◆ **WHAT IS BEING ASKED**:
In the data below, find each line containing the string "nBenefit" and return it.

◆ **ENTRIES SUPPLIED**:
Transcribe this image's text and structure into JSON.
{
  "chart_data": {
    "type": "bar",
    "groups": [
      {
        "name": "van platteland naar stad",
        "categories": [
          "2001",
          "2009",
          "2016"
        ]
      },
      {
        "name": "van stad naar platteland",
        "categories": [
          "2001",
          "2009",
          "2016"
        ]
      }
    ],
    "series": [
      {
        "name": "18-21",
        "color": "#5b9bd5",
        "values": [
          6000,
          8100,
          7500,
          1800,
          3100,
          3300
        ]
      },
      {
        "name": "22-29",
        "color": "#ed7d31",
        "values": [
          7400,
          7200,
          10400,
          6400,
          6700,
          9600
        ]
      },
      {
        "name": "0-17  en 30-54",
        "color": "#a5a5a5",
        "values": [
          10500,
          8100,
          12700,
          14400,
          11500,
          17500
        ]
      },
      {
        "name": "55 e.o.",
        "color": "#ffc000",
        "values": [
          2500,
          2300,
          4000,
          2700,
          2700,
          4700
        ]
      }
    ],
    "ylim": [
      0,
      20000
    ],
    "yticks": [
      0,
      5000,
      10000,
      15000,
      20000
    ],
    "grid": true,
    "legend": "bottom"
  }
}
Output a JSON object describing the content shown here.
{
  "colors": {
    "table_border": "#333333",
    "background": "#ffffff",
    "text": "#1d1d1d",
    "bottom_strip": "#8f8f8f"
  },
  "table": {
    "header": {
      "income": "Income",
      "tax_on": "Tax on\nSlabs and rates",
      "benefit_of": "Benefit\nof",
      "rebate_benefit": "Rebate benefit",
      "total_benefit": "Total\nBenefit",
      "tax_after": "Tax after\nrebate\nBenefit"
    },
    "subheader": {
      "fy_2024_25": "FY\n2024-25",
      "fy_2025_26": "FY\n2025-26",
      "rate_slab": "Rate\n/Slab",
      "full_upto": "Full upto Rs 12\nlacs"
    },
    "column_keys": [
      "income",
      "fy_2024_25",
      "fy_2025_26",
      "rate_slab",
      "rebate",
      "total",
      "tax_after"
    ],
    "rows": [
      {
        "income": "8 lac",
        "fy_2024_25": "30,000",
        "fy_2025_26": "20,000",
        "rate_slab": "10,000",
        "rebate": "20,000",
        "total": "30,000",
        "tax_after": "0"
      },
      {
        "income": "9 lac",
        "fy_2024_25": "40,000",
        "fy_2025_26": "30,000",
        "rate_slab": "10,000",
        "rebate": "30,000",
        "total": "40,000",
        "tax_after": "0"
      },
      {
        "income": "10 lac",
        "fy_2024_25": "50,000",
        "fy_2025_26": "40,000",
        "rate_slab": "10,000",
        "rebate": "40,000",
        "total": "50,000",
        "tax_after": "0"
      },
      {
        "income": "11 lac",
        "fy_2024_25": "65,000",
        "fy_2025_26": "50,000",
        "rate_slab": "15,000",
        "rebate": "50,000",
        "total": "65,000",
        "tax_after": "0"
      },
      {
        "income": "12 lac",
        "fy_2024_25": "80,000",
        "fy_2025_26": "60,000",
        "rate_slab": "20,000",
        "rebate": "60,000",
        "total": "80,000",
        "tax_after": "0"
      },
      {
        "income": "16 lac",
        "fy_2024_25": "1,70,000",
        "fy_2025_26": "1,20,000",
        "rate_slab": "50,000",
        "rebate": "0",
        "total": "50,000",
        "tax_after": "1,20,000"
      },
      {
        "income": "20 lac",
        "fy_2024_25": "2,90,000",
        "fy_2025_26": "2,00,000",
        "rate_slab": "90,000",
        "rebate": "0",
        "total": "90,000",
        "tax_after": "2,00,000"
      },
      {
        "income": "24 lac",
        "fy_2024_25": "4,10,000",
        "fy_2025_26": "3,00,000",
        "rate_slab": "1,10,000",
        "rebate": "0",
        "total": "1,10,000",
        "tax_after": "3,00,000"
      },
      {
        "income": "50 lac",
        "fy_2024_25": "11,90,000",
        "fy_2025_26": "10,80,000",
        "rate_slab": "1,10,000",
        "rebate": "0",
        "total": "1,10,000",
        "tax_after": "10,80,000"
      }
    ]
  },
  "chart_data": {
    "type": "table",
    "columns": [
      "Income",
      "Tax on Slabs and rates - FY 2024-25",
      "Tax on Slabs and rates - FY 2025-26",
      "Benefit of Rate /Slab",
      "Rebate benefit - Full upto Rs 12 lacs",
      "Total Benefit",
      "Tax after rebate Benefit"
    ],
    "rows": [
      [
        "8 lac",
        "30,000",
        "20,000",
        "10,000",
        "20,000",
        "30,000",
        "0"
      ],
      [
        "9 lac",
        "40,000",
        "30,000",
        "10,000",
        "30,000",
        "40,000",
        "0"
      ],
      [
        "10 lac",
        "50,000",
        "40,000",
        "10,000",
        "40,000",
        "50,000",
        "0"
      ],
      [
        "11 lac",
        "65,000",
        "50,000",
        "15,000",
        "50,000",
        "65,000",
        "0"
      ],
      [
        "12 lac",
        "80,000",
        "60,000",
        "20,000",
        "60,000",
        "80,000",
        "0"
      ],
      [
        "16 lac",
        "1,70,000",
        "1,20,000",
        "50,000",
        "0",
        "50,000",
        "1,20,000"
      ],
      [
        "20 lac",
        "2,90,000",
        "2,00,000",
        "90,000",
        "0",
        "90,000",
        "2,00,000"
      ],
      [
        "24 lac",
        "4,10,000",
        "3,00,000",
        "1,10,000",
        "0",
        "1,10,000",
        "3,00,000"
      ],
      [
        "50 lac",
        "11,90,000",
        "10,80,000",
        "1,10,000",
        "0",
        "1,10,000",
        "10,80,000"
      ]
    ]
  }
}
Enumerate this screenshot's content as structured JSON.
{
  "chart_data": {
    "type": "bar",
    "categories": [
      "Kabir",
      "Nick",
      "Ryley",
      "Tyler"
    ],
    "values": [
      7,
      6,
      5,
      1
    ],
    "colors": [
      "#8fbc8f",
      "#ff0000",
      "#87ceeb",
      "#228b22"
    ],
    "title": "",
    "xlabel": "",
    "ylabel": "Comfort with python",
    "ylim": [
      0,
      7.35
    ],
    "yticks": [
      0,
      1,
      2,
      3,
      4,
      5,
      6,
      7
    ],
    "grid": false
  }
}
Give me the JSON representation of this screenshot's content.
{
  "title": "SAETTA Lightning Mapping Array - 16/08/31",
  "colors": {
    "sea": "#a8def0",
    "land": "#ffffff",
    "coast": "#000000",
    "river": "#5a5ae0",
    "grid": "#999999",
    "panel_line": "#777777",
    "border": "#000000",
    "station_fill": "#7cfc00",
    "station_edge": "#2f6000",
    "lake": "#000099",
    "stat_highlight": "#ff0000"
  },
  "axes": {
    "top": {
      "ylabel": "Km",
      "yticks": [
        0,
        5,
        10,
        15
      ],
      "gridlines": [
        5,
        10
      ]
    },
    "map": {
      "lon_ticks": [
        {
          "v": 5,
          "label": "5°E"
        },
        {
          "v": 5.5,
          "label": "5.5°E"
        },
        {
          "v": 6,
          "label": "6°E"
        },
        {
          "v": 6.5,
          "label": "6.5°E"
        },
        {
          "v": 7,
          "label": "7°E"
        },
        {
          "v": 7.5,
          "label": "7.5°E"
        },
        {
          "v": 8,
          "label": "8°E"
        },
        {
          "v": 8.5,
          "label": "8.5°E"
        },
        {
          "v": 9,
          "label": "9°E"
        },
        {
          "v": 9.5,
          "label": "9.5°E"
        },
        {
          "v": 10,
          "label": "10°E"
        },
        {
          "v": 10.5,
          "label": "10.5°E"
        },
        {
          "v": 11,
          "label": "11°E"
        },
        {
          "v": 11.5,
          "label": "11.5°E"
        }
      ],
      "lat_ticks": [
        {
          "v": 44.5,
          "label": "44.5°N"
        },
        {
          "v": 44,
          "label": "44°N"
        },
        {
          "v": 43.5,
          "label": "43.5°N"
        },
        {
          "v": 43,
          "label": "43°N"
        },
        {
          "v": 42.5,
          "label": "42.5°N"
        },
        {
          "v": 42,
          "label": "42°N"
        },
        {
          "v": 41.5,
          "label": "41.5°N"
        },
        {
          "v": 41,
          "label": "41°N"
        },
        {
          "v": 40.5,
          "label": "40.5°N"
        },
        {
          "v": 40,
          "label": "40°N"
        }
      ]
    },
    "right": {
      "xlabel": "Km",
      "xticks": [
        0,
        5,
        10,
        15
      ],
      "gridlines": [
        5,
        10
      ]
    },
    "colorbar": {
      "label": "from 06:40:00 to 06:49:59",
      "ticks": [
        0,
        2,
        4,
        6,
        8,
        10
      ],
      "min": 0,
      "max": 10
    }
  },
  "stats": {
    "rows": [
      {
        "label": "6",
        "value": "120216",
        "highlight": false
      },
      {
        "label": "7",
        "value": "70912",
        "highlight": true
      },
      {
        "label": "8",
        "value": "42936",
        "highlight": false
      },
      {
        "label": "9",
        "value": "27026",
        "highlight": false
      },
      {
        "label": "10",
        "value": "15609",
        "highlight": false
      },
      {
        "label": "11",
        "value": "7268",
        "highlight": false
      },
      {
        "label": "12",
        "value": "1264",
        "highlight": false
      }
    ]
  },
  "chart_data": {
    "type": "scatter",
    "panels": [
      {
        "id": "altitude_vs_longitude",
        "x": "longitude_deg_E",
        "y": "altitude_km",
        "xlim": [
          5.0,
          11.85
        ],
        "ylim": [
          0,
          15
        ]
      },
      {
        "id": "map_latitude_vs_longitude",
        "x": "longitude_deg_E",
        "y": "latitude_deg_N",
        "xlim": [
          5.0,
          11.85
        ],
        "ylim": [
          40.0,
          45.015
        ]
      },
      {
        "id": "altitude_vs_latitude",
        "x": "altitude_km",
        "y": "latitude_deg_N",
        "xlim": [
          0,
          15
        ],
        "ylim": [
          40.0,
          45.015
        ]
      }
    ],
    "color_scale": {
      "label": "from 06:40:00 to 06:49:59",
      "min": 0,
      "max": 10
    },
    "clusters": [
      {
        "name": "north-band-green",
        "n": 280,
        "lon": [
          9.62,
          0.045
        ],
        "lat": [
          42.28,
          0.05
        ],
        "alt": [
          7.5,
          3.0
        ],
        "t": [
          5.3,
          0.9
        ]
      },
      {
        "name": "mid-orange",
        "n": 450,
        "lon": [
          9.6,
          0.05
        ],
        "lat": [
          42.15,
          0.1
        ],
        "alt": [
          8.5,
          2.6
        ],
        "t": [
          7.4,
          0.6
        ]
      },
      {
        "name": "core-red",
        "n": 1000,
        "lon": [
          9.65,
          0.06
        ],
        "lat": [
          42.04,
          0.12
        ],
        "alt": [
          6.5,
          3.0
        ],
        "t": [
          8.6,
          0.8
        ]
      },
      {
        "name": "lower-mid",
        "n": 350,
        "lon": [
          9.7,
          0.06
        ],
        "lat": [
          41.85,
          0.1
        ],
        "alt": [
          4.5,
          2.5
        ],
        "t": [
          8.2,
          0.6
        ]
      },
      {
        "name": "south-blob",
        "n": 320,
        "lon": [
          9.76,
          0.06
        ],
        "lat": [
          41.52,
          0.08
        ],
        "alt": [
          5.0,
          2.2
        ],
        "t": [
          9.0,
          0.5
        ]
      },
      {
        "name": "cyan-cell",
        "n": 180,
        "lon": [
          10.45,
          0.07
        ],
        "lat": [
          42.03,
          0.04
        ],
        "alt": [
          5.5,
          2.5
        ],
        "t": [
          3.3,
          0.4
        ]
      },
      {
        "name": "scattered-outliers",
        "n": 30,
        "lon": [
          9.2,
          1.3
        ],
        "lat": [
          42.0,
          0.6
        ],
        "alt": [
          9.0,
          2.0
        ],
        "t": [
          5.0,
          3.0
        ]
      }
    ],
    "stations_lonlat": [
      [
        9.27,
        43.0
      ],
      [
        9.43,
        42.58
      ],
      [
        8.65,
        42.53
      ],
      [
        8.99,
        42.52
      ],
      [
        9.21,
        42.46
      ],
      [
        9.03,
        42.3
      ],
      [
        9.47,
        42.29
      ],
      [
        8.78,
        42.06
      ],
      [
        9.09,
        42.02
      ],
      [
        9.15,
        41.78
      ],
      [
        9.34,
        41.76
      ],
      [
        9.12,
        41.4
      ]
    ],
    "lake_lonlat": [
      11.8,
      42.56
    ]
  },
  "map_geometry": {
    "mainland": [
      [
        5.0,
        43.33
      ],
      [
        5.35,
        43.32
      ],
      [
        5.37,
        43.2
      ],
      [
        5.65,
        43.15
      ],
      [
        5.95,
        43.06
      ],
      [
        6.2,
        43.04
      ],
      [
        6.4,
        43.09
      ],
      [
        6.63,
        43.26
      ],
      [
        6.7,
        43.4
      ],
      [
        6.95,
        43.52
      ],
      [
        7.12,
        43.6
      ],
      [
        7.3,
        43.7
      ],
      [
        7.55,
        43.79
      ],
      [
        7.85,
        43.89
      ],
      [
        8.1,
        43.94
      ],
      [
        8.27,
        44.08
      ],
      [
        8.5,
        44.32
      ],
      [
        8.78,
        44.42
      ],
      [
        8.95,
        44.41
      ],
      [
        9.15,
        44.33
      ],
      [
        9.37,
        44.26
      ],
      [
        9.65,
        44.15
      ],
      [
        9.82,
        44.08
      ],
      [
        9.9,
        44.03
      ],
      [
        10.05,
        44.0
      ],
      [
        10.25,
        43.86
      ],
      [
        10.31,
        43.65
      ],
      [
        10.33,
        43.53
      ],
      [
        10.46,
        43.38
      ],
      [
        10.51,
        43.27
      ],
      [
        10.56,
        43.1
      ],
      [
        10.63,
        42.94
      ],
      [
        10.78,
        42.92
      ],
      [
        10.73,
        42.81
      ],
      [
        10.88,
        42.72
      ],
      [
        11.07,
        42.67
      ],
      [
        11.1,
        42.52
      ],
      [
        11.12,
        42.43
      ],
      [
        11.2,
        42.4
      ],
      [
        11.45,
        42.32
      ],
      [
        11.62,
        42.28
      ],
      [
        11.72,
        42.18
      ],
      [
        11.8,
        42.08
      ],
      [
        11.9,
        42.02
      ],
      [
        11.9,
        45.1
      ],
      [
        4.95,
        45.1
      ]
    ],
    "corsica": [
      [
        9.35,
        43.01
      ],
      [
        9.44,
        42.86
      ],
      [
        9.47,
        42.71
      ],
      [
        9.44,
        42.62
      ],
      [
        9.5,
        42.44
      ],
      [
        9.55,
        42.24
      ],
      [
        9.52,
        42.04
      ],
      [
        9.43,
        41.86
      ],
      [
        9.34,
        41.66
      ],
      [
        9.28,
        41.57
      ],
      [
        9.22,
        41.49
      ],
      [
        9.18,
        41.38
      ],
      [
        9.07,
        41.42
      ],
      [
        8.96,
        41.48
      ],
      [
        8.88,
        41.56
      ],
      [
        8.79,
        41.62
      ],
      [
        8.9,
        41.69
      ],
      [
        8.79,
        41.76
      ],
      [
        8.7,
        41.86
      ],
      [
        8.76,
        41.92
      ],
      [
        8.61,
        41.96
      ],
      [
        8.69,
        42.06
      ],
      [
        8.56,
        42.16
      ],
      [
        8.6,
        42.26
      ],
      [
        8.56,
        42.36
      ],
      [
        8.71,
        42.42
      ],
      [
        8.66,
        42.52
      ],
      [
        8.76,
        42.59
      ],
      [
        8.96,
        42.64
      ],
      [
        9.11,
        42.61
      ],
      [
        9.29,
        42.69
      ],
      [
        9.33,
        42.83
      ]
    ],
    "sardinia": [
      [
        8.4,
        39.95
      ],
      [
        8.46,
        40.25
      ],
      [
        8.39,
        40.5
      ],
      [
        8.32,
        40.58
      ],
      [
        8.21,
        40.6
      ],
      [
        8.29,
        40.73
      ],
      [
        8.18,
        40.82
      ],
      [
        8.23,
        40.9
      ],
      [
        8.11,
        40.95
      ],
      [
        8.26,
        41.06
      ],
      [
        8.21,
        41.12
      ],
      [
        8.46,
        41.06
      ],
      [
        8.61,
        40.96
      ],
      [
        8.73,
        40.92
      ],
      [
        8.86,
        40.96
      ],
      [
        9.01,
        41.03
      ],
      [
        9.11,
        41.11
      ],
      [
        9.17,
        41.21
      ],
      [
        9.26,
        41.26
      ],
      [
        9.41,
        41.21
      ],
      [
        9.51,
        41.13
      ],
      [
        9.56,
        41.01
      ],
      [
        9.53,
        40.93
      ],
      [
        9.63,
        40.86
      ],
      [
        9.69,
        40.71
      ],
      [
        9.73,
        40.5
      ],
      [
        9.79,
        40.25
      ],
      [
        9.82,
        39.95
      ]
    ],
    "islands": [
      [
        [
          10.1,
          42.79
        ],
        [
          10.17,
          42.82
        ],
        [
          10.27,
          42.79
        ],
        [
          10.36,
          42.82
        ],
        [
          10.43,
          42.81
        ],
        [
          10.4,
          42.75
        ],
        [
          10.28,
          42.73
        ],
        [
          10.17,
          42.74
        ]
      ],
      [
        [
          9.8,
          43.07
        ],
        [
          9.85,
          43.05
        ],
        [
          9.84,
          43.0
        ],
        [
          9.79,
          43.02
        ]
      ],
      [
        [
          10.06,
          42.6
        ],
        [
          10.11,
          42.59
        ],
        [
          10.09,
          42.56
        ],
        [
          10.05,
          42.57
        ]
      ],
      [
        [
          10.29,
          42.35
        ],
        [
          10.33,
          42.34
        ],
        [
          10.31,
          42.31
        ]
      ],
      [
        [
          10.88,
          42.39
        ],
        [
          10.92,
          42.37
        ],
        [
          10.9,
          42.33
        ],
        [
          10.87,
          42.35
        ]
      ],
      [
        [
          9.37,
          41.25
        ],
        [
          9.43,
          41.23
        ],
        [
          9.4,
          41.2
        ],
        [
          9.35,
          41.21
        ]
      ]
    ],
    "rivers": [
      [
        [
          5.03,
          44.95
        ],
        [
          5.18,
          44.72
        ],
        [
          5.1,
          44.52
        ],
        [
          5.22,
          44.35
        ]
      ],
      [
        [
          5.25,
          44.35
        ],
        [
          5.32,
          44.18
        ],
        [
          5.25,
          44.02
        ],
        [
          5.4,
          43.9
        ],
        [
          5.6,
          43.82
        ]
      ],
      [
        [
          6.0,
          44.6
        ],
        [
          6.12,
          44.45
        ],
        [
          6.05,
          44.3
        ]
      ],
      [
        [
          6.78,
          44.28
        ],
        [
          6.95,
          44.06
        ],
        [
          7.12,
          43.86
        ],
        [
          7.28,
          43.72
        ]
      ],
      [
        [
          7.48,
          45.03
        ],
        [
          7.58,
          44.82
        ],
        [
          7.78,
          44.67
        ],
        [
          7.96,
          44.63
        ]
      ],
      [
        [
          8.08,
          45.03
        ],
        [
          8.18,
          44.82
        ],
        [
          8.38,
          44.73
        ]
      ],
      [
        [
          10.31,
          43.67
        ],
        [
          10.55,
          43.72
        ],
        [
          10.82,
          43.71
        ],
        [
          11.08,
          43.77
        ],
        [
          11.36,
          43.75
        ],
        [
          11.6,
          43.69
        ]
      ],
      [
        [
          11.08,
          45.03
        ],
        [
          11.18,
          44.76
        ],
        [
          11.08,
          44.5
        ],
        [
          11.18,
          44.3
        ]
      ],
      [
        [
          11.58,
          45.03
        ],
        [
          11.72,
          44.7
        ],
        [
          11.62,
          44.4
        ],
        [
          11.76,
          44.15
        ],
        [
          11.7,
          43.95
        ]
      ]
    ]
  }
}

◆ **PROBLEM SOLUTION**:
      "total_benefit": "Total\nBenefit",
      "tax_after": "Tax after\nrebate\nBenefit"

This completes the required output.